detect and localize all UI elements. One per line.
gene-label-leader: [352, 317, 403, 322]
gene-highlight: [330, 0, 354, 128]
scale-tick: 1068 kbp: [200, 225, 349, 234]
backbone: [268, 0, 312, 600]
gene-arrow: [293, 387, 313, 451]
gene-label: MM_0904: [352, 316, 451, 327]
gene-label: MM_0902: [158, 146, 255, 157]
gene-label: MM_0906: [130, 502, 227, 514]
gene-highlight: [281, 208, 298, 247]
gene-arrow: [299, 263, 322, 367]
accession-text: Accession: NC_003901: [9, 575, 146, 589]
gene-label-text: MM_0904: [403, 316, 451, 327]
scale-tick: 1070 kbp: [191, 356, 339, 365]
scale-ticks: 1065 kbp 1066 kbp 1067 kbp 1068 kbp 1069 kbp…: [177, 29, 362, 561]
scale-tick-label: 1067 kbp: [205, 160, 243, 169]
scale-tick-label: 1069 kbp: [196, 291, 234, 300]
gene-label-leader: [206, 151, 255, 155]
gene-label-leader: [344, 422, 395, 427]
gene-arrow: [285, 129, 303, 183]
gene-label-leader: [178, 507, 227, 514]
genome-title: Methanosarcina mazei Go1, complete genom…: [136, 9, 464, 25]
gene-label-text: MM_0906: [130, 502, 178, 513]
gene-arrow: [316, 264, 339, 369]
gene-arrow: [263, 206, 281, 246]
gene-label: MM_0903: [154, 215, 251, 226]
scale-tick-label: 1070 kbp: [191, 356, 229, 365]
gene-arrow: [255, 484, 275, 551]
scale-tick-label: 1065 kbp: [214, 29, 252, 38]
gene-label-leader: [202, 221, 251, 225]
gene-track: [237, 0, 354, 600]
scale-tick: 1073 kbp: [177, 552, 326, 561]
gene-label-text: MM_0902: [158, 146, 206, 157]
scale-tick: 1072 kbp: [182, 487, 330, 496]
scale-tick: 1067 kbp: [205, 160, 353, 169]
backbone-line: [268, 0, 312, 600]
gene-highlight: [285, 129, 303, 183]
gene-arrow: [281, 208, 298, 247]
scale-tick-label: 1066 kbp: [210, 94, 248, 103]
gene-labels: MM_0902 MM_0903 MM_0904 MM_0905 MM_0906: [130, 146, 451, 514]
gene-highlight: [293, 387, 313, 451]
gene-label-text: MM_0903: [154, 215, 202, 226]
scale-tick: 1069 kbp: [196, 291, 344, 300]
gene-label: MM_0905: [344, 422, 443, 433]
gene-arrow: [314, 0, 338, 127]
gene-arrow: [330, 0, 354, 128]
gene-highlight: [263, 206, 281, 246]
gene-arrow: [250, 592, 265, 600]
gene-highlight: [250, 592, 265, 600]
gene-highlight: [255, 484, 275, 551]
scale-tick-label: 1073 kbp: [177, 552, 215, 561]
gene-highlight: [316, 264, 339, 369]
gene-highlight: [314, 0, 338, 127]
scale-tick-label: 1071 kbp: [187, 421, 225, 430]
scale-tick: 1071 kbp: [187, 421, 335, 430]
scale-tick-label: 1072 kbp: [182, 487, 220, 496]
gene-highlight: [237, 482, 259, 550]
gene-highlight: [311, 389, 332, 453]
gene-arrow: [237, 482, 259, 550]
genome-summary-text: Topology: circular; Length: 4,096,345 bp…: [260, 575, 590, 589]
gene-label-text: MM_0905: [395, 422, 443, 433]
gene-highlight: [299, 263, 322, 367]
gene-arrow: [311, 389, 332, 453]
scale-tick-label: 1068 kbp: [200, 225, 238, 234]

^^^^

◆ **What you are asked to do**:
In full and word for word, output the material.

◆ **Solved exercise**:
detect and localize all UI elements. One per line.
gene-label-leader: [352, 317, 403, 322]
gene-highlight: [330, 0, 354, 128]
scale-tick: 1068 kbp: [200, 225, 349, 234]
backbone: [268, 0, 312, 600]
gene-arrow: [293, 387, 313, 451]
gene-label: MM_0904: [352, 316, 451, 327]
gene-label: MM_0902: [158, 146, 255, 157]
gene-label: MM_0906: [130, 502, 227, 514]
gene-highlight: [281, 208, 298, 247]
gene-arrow: [299, 263, 322, 367]
accession-text: Accession: NC_003901: [9, 575, 146, 589]
gene-label-text: MM_0904: [403, 316, 451, 327]
scale-tick: 1070 kbp: [191, 356, 339, 365]
scale-ticks: 1065 kbp 1066 kbp 1067 kbp 1068 kbp 1069 kbp…: [177, 29, 362, 561]
scale-tick-label: 1067 kbp: [205, 160, 243, 169]
scale-tick-label: 1069 kbp: [196, 291, 234, 300]
gene-label-leader: [206, 151, 255, 155]
gene-label-leader: [344, 422, 395, 427]
gene-arrow: [285, 129, 303, 183]
gene-label-leader: [178, 507, 227, 514]
genome-title: Methanosarcina mazei Go1, complete genom…: [136, 9, 464, 25]
gene-label-text: MM_0906: [130, 502, 178, 513]
gene-arrow: [316, 264, 339, 369]
gene-arrow: [263, 206, 281, 246]
gene-label: MM_0903: [154, 215, 251, 226]
scale-tick-label: 1070 kbp: [191, 356, 229, 365]
gene-arrow: [255, 484, 275, 551]
scale-tick-label: 1065 kbp: [214, 29, 252, 38]
gene-label-leader: [202, 221, 251, 225]
gene-track: [237, 0, 354, 600]
scale-tick: 1073 kbp: [177, 552, 326, 561]
gene-label-text: MM_0902: [158, 146, 206, 157]
scale-tick: 1072 kbp: [182, 487, 330, 496]
scale-tick: 1067 kbp: [205, 160, 353, 169]
backbone-line: [268, 0, 312, 600]
gene-highlight: [285, 129, 303, 183]
gene-arrow: [281, 208, 298, 247]
scale-tick-label: 1066 kbp: [210, 94, 248, 103]
gene-labels: MM_0902 MM_0903 MM_0904 MM_0905 MM_0906: [130, 146, 451, 514]
gene-highlight: [293, 387, 313, 451]
gene-label-text: MM_0903: [154, 215, 202, 226]
scale-tick: 1069 kbp: [196, 291, 344, 300]
gene-label: MM_0905: [344, 422, 443, 433]
gene-arrow: [314, 0, 338, 127]
gene-arrow: [330, 0, 354, 128]
gene-highlight: [263, 206, 281, 246]
gene-arrow: [250, 592, 265, 600]
gene-highlight: [250, 592, 265, 600]
gene-highlight: [255, 484, 275, 551]
scale-tick-label: 1073 kbp: [177, 552, 215, 561]
gene-highlight: [316, 264, 339, 369]
gene-highlight: [314, 0, 338, 127]
scale-tick-label: 1071 kbp: [187, 421, 225, 430]
scale-tick: 1071 kbp: [187, 421, 335, 430]
scale-tick-label: 1072 kbp: [182, 487, 220, 496]
gene-highlight: [237, 482, 259, 550]
gene-highlight: [311, 389, 332, 453]
gene-arrow: [237, 482, 259, 550]
genome-summary-text: Topology: circular; Length: 4,096,345 bp…: [260, 575, 590, 589]
gene-label-text: MM_0905: [395, 422, 443, 433]
gene-highlight: [299, 263, 322, 367]
gene-arrow: [311, 389, 332, 453]
scale-tick-label: 1068 kbp: [200, 225, 238, 234]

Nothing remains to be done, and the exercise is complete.